Rows from a figure dataset:
=====

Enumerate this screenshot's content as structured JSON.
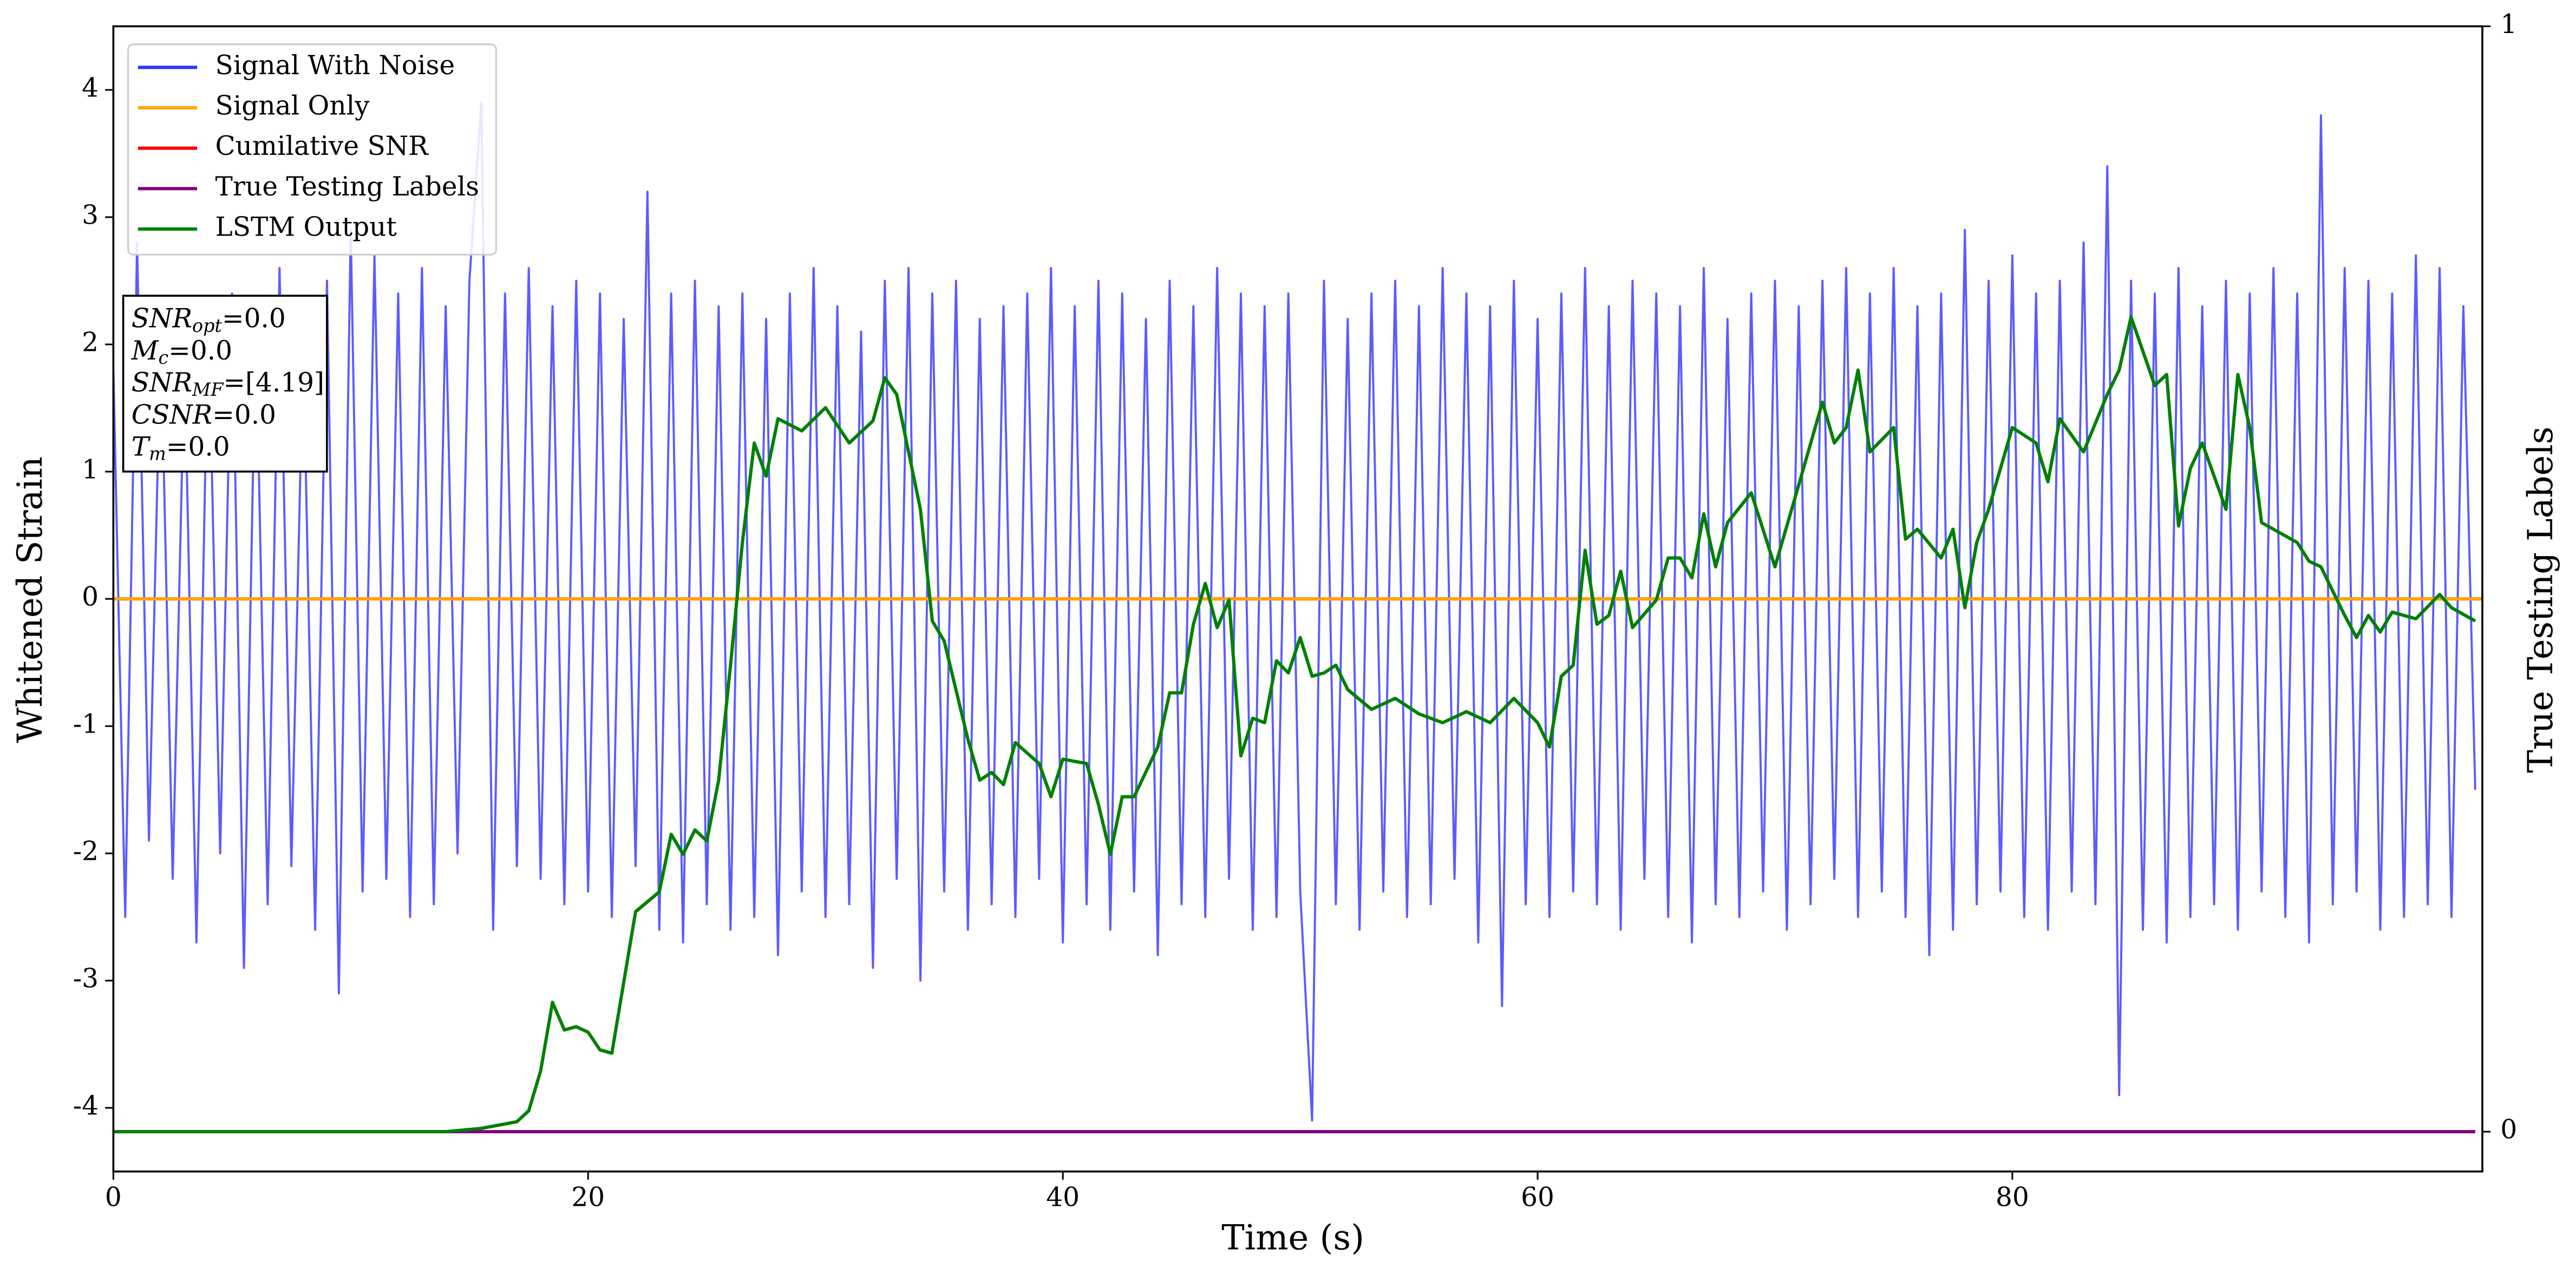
{
  "chart_data": {
    "type": "line",
    "xlabel": "Time (s)",
    "ylabel": "Whitened Strain",
    "y2label": "True Testing Labels",
    "xlim": [
      0,
      99.8
    ],
    "ylim": [
      -4.5,
      4.5
    ],
    "y2lim": [
      -0.036,
      1
    ],
    "xticks": [
      0,
      20,
      40,
      60,
      80
    ],
    "yticks": [
      -4,
      -3,
      -2,
      -1,
      0,
      1,
      2,
      3,
      4
    ],
    "y2ticks": [
      0,
      1
    ],
    "legend": "upper left",
    "annotation": [
      {
        "base": "SNR",
        "sub": "opt",
        "rest": "=0.0"
      },
      {
        "base": "M",
        "sub": "c",
        "rest": "=0.0"
      },
      {
        "base": "SNR",
        "sub": "MF",
        "rest": "=[4.19]"
      },
      {
        "base": "CSNR",
        "rest": "=0.0"
      },
      {
        "base": "T",
        "sub": "m",
        "rest": "=0.0"
      }
    ],
    "series": [
      {
        "name": "Signal With Noise",
        "color": "#3333ff",
        "x": [
          0,
          0.5,
          1,
          1.5,
          2,
          2.5,
          3,
          3.5,
          4,
          4.5,
          5,
          5.5,
          6,
          6.5,
          7,
          7.5,
          8,
          8.5,
          9,
          9.5,
          10,
          10.5,
          11,
          11.5,
          12,
          12.5,
          13,
          13.5,
          14,
          14.5,
          15,
          15.5,
          16,
          16.5,
          17,
          17.5,
          18,
          18.5,
          19,
          19.5,
          20,
          20.5,
          21,
          21.5,
          22,
          22.5,
          23,
          23.5,
          24,
          24.5,
          25,
          25.5,
          26,
          26.5,
          27,
          27.5,
          28,
          28.5,
          29,
          29.5,
          30,
          30.5,
          31,
          31.5,
          32,
          32.5,
          33,
          33.5,
          34,
          34.5,
          35,
          35.5,
          36,
          36.5,
          37,
          37.5,
          38,
          38.5,
          39,
          39.5,
          40,
          40.5,
          41,
          41.5,
          42,
          42.5,
          43,
          43.5,
          44,
          44.5,
          45,
          45.5,
          46,
          46.5,
          47,
          47.5,
          48,
          48.5,
          49,
          49.5,
          50,
          50.5,
          51,
          51.5,
          52,
          52.5,
          53,
          53.5,
          54,
          54.5,
          55,
          55.5,
          56,
          56.5,
          57,
          57.5,
          58,
          58.5,
          59,
          59.5,
          60,
          60.5,
          61,
          61.5,
          62,
          62.5,
          63,
          63.5,
          64,
          64.5,
          65,
          65.5,
          66,
          66.5,
          67,
          67.5,
          68,
          68.5,
          69,
          69.5,
          70,
          70.5,
          71,
          71.5,
          72,
          72.5,
          73,
          73.5,
          74,
          74.5,
          75,
          75.5,
          76,
          76.5,
          77,
          77.5,
          78,
          78.5,
          79,
          79.5,
          80,
          80.5,
          81,
          81.5,
          82,
          82.5,
          83,
          83.5,
          84,
          84.5,
          85,
          85.5,
          86,
          86.5,
          87,
          87.5,
          88,
          88.5,
          89,
          89.5,
          90,
          90.5,
          91,
          91.5,
          92,
          92.5,
          93,
          93.5,
          94,
          94.5,
          95,
          95.5,
          96,
          96.5,
          97,
          97.5,
          98,
          98.5,
          99,
          99.5
        ],
        "values": [
          1.8,
          -2.5,
          2.8,
          -1.9,
          2.1,
          -2.2,
          1.9,
          -2.7,
          2.3,
          -2.0,
          2.4,
          -2.9,
          2.2,
          -2.4,
          2.6,
          -2.1,
          2.0,
          -2.6,
          2.5,
          -3.1,
          2.9,
          -2.3,
          2.7,
          -2.2,
          2.4,
          -2.5,
          2.6,
          -2.4,
          2.3,
          -2.0,
          2.5,
          3.9,
          -2.6,
          2.4,
          -2.1,
          2.6,
          -2.2,
          2.3,
          -2.4,
          2.5,
          -2.3,
          2.4,
          -2.5,
          2.2,
          -2.1,
          3.2,
          -2.6,
          2.4,
          -2.7,
          2.5,
          -2.4,
          2.3,
          -2.6,
          2.4,
          -2.5,
          2.2,
          -2.8,
          2.4,
          -2.3,
          2.6,
          -2.5,
          2.3,
          -2.4,
          2.1,
          -2.9,
          2.5,
          -2.2,
          2.6,
          -3.0,
          2.4,
          -2.3,
          2.5,
          -2.6,
          2.2,
          -2.4,
          2.3,
          -2.5,
          2.4,
          -2.2,
          2.6,
          -2.7,
          2.3,
          -2.4,
          2.5,
          -2.6,
          2.4,
          -2.3,
          2.2,
          -2.8,
          2.5,
          -2.4,
          2.3,
          -2.5,
          2.6,
          -2.2,
          2.4,
          -2.6,
          2.3,
          -2.5,
          2.4,
          -2.3,
          -4.1,
          2.5,
          -2.4,
          2.2,
          -2.6,
          2.4,
          -2.3,
          2.5,
          -2.5,
          2.3,
          -2.4,
          2.6,
          -2.2,
          2.4,
          -2.7,
          2.3,
          -3.2,
          2.5,
          -2.4,
          2.2,
          -2.5,
          2.4,
          -2.3,
          2.6,
          -2.4,
          2.3,
          -2.6,
          2.5,
          -2.2,
          2.4,
          -2.5,
          2.3,
          -2.7,
          2.6,
          -2.4,
          2.2,
          -2.5,
          2.4,
          -2.3,
          2.5,
          -2.6,
          2.3,
          -2.4,
          2.5,
          -2.2,
          2.6,
          -2.5,
          2.4,
          -2.3,
          2.6,
          -2.5,
          2.3,
          -2.8,
          2.4,
          -2.6,
          2.9,
          -2.4,
          2.5,
          -2.3,
          2.7,
          -2.5,
          2.4,
          -2.6,
          2.5,
          -2.3,
          2.8,
          -2.4,
          3.4,
          -3.9,
          2.5,
          -2.6,
          2.4,
          -2.7,
          2.6,
          -2.5,
          2.3,
          -2.4,
          2.5,
          -2.6,
          2.4,
          -2.3,
          2.6,
          -2.5,
          2.4,
          -2.7,
          3.8,
          -2.4,
          2.6,
          -2.3,
          2.5,
          -2.6,
          2.4,
          -2.5,
          2.7,
          -2.4,
          2.6,
          -2.5,
          2.3,
          -1.5
        ]
      },
      {
        "name": "Signal Only",
        "color": "#ffa500",
        "x": [
          0,
          99.8
        ],
        "values": [
          0,
          0
        ]
      },
      {
        "name": "Cumilative SNR",
        "color": "#ff0000",
        "x": [
          0,
          99.8
        ],
        "values": [
          0,
          0
        ]
      },
      {
        "name": "True Testing Labels",
        "color": "#800080",
        "axis": "y2",
        "x": [
          0,
          99.5
        ],
        "values": [
          0,
          0
        ]
      },
      {
        "name": "LSTM Output",
        "color": "#008000",
        "axis": "y2",
        "x": [
          0,
          14,
          15.5,
          16.5,
          17,
          17.5,
          18,
          18.5,
          19,
          19.5,
          20,
          20.5,
          21,
          21.5,
          22,
          22.5,
          23,
          23.5,
          24,
          24.5,
          25,
          25.5,
          26,
          26.5,
          27,
          27.5,
          28,
          29,
          30,
          31,
          32,
          32.5,
          33,
          34,
          34.5,
          35,
          36,
          36.5,
          37,
          37.5,
          38,
          39,
          39.5,
          40,
          41,
          41.5,
          42,
          42.5,
          43,
          44,
          44.5,
          45,
          45.5,
          46,
          46.5,
          47,
          47.5,
          48,
          48.5,
          49,
          49.5,
          50,
          50.5,
          51,
          51.5,
          52,
          53,
          54,
          55,
          56,
          57,
          58,
          59,
          60,
          60.5,
          61,
          61.5,
          62,
          62.5,
          63,
          63.5,
          64,
          65,
          65.5,
          66,
          66.5,
          67,
          67.5,
          68,
          69,
          70,
          71,
          72,
          72.5,
          73,
          73.5,
          74,
          75,
          75.5,
          76,
          77,
          77.5,
          78,
          78.5,
          79,
          80,
          81,
          81.5,
          82,
          83,
          84,
          84.5,
          85,
          86,
          86.5,
          87,
          87.5,
          88,
          89,
          89.5,
          90,
          90.5,
          91,
          92,
          92.5,
          93,
          94,
          94.5,
          95,
          95.5,
          96,
          97,
          98,
          98.5,
          99.5
        ],
        "values": [
          0,
          0,
          0.003,
          0.007,
          0.009,
          0.019,
          0.055,
          0.117,
          0.092,
          0.095,
          0.09,
          0.074,
          0.071,
          0.135,
          0.199,
          0.208,
          0.217,
          0.269,
          0.251,
          0.273,
          0.263,
          0.318,
          0.422,
          0.533,
          0.623,
          0.593,
          0.645,
          0.634,
          0.655,
          0.623,
          0.643,
          0.682,
          0.667,
          0.563,
          0.462,
          0.444,
          0.355,
          0.318,
          0.325,
          0.314,
          0.352,
          0.333,
          0.303,
          0.337,
          0.333,
          0.296,
          0.251,
          0.303,
          0.303,
          0.348,
          0.397,
          0.397,
          0.459,
          0.496,
          0.456,
          0.481,
          0.34,
          0.374,
          0.37,
          0.426,
          0.415,
          0.447,
          0.412,
          0.415,
          0.422,
          0.4,
          0.382,
          0.392,
          0.378,
          0.37,
          0.38,
          0.37,
          0.392,
          0.37,
          0.348,
          0.412,
          0.422,
          0.526,
          0.459,
          0.467,
          0.507,
          0.456,
          0.481,
          0.519,
          0.519,
          0.501,
          0.559,
          0.511,
          0.551,
          0.578,
          0.511,
          0.585,
          0.66,
          0.623,
          0.637,
          0.689,
          0.615,
          0.637,
          0.536,
          0.545,
          0.519,
          0.545,
          0.474,
          0.533,
          0.563,
          0.637,
          0.623,
          0.588,
          0.645,
          0.615,
          0.667,
          0.689,
          0.737,
          0.675,
          0.685,
          0.548,
          0.6,
          0.623,
          0.563,
          0.685,
          0.637,
          0.551,
          0.545,
          0.533,
          0.516,
          0.511,
          0.467,
          0.447,
          0.467,
          0.452,
          0.47,
          0.464,
          0.486,
          0.474,
          0.462
        ]
      }
    ]
  }
}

=====

Task requirements: Go through the records and show every line with the string "Testing" in it.

Exercise response:
    "y2label": "True Testing Labels",
        "name": "True Testing Labels",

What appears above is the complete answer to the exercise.